_THE INPUT_:

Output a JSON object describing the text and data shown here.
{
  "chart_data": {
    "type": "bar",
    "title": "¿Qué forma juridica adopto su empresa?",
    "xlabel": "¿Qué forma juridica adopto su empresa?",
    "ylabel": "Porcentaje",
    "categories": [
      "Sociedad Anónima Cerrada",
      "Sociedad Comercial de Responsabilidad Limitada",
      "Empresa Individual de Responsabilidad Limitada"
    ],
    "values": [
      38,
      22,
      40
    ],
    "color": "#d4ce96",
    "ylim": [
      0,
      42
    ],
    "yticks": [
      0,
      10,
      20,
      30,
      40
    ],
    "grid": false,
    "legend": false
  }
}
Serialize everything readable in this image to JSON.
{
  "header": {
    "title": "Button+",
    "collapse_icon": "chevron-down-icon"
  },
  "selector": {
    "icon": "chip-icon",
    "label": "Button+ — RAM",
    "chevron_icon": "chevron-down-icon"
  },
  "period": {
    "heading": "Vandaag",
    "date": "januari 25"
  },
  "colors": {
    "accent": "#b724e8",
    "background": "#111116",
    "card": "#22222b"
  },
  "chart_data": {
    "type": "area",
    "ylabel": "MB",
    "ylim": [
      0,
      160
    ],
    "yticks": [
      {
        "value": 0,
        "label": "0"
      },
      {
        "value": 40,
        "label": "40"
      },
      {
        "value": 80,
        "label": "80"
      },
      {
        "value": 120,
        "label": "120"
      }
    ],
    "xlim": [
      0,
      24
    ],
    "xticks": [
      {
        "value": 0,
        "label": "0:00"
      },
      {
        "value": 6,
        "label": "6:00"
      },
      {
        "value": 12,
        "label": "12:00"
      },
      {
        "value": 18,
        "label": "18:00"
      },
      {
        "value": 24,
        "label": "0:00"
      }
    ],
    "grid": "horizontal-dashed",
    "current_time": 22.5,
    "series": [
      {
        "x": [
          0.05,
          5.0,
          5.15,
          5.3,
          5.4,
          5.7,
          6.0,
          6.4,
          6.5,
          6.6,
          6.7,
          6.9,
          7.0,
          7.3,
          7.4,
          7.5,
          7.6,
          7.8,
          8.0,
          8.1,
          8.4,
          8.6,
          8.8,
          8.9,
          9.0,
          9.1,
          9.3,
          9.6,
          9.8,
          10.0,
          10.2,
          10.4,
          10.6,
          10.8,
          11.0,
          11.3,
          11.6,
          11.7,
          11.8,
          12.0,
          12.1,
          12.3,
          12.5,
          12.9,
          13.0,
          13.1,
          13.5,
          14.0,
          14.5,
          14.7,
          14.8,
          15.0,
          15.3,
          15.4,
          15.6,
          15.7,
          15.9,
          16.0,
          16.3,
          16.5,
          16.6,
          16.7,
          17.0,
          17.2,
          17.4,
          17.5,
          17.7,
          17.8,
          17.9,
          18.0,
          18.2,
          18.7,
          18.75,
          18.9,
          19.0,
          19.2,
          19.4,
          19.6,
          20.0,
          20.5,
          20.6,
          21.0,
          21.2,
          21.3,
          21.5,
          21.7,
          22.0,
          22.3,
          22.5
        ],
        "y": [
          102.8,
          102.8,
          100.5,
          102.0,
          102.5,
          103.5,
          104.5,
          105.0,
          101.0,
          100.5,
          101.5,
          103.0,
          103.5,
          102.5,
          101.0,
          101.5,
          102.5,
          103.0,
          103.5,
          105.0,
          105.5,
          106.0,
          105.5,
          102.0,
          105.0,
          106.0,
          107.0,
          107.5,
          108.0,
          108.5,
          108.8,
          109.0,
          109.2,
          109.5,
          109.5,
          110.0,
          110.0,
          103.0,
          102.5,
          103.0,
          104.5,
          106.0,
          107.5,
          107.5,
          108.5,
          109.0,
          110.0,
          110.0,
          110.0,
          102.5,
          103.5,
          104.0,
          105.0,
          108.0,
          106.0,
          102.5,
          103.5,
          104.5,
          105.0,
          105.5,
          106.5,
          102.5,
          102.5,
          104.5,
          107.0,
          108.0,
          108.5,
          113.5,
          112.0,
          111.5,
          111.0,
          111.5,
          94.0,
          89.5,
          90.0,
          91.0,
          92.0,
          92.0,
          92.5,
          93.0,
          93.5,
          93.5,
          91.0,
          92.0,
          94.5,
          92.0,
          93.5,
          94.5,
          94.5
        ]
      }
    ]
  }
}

_WHAT THE TASK REQUIRES_: Pick out and copy the lines of the material that include the word "JSON".

_ANSWER TO THIS TASK_:
Output a JSON object describing the text and data shown here.
Serialize everything readable in this image to JSON.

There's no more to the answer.